Your objective
For each line below that contains the string "source", copy that line.

# # # # # # #

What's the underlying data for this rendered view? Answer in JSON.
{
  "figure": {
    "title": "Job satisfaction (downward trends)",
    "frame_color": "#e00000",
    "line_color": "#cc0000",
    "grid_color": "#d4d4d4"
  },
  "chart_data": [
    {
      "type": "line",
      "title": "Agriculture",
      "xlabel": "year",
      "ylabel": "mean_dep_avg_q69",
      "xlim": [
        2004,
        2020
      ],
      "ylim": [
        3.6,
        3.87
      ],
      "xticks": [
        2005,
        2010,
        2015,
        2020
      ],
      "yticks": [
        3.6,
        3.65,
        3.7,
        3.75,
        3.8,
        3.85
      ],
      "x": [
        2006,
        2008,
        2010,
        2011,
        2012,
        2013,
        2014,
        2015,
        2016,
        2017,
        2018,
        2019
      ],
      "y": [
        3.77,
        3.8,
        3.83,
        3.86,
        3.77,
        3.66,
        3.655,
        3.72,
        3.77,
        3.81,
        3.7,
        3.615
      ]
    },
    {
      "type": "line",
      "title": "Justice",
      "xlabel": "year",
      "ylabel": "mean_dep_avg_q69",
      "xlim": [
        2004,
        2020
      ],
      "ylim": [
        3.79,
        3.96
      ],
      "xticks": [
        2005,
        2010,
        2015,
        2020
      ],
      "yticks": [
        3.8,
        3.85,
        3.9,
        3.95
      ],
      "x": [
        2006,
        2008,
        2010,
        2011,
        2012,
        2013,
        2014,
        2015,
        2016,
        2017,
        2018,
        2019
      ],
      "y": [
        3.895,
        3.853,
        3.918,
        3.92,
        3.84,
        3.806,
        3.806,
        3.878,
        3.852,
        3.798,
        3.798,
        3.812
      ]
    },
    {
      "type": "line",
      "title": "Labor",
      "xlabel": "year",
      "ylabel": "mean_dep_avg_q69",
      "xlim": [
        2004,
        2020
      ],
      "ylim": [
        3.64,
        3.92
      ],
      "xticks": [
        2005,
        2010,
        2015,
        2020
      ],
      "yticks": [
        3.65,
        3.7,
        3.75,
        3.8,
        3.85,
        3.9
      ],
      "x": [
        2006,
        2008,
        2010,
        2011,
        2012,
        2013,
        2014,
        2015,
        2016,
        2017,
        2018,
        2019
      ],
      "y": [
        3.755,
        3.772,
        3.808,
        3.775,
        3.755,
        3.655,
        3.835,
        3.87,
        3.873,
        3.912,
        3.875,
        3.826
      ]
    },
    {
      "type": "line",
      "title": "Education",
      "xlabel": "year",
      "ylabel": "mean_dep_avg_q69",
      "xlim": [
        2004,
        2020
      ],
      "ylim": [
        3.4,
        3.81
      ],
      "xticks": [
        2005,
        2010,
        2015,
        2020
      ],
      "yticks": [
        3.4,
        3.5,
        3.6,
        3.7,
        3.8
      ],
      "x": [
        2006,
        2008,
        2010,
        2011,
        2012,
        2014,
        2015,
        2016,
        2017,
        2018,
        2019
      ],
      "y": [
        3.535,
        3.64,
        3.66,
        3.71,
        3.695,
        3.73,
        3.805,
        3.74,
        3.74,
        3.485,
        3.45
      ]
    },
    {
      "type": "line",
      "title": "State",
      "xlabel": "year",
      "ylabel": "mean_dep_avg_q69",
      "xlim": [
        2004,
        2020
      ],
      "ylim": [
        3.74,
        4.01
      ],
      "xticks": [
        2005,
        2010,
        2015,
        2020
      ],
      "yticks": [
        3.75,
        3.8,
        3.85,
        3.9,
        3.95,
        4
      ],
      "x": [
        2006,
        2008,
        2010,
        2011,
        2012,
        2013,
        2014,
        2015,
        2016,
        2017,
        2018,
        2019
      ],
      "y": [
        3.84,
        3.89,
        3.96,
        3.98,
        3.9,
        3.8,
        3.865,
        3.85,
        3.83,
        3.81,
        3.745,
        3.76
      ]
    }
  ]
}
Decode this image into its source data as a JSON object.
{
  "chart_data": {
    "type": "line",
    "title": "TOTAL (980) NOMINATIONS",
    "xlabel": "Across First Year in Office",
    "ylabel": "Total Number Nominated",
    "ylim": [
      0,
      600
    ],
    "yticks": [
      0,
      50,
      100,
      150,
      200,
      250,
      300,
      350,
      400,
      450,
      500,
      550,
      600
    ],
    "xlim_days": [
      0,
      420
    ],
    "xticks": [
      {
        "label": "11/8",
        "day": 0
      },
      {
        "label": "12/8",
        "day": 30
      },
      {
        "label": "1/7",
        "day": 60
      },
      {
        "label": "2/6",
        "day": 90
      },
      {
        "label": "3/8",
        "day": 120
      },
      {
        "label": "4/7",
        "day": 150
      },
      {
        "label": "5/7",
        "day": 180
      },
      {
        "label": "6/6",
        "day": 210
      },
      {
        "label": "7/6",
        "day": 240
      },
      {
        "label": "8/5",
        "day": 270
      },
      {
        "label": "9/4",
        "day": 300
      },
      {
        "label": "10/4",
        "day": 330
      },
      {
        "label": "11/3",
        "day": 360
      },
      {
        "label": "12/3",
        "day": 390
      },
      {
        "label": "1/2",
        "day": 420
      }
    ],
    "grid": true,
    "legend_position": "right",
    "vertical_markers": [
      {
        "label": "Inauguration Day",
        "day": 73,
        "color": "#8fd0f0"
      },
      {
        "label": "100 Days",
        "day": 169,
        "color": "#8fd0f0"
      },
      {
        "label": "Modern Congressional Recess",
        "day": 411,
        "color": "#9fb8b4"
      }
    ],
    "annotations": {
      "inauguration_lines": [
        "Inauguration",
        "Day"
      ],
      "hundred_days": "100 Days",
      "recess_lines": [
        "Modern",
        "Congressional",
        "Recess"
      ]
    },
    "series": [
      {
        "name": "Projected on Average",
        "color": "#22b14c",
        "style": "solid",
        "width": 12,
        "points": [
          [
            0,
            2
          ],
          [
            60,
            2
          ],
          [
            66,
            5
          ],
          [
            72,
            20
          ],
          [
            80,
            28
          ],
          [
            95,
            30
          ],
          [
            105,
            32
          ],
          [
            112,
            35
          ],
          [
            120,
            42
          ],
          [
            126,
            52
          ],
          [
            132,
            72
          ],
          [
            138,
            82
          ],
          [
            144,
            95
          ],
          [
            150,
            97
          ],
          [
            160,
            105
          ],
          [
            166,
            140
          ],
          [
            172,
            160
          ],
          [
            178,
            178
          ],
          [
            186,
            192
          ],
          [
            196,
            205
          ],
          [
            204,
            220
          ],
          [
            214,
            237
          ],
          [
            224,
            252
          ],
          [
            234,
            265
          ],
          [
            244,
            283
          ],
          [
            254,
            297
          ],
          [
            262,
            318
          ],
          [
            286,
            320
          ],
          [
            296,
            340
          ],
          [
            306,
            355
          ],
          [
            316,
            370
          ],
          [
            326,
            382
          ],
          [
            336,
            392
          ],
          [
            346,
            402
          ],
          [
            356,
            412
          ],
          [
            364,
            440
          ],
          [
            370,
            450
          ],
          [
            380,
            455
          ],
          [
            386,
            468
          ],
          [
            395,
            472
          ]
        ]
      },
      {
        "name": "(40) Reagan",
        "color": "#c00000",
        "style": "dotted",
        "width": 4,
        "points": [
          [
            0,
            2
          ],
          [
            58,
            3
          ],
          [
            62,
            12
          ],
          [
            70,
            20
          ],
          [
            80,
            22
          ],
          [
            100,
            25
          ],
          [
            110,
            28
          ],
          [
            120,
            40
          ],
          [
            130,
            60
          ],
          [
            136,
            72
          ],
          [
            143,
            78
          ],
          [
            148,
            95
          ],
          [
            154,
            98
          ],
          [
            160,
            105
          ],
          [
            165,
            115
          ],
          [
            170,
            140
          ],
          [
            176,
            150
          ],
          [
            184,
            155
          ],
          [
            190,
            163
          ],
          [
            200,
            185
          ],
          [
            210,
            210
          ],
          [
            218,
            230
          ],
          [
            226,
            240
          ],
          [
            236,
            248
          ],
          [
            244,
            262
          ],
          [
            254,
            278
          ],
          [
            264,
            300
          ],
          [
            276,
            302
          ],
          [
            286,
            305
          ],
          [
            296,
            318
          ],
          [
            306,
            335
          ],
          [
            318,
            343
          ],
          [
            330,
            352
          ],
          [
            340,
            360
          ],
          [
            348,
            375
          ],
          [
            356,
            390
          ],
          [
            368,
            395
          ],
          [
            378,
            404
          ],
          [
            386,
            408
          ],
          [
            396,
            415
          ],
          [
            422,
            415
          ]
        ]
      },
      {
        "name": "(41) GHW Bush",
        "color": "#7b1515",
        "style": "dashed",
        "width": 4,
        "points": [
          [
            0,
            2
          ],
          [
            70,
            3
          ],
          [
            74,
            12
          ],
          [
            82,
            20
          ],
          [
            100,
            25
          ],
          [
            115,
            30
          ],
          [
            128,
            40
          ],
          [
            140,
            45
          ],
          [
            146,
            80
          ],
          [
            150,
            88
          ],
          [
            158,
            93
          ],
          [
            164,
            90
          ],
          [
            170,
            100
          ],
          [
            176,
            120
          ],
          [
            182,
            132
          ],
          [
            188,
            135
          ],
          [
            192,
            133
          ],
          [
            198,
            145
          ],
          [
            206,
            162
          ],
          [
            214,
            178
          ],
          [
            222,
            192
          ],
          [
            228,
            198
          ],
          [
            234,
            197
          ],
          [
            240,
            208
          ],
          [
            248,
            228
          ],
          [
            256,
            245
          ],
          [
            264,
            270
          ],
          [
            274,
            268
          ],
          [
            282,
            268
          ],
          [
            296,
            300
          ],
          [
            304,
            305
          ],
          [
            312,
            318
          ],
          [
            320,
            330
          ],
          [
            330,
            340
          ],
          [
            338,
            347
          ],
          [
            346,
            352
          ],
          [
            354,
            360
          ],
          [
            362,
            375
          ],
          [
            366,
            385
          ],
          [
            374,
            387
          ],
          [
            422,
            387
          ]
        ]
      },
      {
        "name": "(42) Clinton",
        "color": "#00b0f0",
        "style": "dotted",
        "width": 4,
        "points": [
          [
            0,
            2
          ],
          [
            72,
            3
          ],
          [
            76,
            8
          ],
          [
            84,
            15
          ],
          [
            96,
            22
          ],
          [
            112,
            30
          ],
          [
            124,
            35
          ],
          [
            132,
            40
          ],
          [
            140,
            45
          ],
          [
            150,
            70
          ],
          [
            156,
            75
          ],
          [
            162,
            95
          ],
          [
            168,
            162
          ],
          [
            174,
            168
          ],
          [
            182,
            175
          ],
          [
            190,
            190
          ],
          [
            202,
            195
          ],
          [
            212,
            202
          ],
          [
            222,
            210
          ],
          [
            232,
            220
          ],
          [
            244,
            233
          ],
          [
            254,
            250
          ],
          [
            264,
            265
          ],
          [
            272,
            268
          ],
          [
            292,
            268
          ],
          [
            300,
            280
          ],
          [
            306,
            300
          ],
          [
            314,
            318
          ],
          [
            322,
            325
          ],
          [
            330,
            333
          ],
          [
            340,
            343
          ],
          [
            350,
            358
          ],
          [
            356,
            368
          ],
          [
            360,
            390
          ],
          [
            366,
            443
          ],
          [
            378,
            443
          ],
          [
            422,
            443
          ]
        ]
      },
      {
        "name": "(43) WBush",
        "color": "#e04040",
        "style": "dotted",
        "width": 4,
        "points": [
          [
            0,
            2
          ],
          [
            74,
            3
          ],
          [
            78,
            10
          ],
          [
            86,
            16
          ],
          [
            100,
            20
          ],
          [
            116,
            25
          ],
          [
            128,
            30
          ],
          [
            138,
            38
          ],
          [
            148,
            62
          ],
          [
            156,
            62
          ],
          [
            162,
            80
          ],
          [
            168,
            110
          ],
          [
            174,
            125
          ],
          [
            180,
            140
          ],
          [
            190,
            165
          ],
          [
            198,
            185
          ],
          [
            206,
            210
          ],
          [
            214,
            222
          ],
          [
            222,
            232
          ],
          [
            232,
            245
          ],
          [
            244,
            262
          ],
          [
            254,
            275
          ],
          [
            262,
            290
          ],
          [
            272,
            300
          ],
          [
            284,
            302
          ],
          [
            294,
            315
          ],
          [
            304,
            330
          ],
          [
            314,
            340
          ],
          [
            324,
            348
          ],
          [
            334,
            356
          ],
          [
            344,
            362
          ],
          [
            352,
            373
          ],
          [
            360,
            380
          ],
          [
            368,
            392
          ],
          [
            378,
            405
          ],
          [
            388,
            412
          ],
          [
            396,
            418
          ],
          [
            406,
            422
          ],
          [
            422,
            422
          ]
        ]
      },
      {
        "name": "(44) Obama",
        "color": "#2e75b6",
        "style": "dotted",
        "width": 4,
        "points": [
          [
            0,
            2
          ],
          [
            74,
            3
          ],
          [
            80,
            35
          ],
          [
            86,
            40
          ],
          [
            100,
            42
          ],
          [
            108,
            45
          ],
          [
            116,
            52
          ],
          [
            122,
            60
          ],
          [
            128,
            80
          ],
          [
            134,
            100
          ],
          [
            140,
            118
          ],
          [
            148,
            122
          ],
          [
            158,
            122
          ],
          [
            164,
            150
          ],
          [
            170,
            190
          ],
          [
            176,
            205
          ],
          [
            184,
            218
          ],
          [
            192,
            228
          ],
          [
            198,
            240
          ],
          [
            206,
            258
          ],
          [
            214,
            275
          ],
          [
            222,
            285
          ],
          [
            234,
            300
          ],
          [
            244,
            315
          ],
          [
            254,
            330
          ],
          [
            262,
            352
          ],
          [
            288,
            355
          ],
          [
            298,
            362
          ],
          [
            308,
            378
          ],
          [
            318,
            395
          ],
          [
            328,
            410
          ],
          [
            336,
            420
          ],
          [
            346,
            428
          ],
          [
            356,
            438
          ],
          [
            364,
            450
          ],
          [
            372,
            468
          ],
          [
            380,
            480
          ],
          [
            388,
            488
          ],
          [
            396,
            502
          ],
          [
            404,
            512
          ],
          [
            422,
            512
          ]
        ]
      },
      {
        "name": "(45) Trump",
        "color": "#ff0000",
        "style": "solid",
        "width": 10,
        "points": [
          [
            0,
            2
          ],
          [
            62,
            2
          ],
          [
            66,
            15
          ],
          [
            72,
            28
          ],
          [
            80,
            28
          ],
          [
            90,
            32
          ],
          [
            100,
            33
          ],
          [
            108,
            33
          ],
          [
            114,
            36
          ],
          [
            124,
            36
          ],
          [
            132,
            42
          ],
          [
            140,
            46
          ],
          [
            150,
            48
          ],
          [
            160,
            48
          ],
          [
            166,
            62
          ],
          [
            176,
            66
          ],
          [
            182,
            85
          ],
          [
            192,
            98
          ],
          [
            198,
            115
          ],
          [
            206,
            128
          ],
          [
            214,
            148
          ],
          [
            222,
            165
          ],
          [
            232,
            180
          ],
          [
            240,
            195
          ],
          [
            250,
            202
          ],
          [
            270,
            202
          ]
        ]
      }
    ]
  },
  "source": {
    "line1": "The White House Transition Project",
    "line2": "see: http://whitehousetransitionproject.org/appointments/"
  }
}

# # # # # # #

Written answer
Decode this image into its source data as a JSON object.
  "source": {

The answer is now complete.